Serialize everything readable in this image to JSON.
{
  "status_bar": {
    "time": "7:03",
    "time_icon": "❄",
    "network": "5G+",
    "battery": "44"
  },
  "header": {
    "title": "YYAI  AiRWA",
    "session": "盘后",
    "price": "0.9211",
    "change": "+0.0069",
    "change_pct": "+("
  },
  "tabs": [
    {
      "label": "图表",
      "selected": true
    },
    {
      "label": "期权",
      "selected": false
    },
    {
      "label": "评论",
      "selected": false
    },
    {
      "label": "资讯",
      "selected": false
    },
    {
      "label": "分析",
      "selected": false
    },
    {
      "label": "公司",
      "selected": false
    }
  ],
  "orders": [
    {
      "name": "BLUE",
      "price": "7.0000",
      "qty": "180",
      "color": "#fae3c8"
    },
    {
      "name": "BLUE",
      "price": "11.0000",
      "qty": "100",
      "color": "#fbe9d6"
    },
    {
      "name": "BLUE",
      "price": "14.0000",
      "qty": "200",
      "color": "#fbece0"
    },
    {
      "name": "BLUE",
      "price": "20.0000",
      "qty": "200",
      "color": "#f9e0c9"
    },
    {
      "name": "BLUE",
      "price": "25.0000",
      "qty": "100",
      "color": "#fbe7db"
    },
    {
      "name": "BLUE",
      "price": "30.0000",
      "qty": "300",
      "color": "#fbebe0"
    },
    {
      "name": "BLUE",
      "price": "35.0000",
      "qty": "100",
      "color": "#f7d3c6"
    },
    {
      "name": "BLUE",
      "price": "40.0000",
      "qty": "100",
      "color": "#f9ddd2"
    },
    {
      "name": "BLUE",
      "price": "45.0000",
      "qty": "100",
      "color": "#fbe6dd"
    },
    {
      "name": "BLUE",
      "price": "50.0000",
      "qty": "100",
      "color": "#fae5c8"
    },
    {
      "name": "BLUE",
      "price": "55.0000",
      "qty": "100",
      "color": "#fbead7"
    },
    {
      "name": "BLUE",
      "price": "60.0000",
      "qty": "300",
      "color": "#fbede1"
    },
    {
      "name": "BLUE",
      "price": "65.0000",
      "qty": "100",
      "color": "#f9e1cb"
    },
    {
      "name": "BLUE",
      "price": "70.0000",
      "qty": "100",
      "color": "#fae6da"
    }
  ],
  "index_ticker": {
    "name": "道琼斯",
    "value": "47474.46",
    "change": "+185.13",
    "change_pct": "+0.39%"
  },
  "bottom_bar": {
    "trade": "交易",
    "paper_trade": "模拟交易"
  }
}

..........

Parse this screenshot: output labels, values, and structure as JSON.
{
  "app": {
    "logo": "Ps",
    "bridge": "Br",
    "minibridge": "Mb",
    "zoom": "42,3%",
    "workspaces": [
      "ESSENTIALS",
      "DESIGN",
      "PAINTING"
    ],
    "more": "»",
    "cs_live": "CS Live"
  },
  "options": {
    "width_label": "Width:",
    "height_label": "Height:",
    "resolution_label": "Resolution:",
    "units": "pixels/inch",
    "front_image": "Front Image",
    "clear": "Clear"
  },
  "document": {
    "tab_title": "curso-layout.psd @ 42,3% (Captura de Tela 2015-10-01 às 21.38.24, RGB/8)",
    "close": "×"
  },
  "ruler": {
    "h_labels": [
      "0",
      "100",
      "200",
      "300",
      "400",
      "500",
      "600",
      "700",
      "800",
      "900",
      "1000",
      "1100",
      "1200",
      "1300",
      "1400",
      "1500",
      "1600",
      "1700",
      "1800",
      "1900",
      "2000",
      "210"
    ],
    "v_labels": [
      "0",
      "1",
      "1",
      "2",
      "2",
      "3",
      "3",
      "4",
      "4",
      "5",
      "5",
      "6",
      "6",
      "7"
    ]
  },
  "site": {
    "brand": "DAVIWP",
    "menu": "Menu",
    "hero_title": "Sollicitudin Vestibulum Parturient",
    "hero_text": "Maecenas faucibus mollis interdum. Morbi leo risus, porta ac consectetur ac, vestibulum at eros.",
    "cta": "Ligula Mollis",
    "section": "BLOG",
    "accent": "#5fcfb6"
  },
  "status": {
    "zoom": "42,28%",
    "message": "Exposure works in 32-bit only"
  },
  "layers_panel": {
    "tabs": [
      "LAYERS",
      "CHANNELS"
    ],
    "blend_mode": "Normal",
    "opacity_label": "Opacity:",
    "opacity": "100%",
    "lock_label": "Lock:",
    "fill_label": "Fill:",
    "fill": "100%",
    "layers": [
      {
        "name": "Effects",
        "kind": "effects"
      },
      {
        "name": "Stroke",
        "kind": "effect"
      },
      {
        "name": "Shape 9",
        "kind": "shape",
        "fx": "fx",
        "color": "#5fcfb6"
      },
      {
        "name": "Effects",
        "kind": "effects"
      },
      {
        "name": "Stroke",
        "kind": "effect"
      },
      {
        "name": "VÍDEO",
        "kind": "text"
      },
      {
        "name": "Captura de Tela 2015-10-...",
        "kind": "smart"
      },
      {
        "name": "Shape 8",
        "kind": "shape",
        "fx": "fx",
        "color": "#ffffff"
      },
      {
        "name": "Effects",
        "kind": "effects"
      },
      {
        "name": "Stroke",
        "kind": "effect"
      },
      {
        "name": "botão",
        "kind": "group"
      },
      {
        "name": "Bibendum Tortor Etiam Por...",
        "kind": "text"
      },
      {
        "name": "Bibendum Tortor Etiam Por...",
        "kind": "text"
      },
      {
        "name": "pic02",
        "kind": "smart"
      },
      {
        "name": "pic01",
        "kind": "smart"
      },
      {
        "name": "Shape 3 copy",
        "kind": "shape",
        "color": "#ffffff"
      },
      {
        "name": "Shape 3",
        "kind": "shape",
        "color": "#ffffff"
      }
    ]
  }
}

..........

**OBJECTIVE**
Scan the records above, count the lines with "Tela" in them, and give only the number.

**OUTPUT BELOW**
2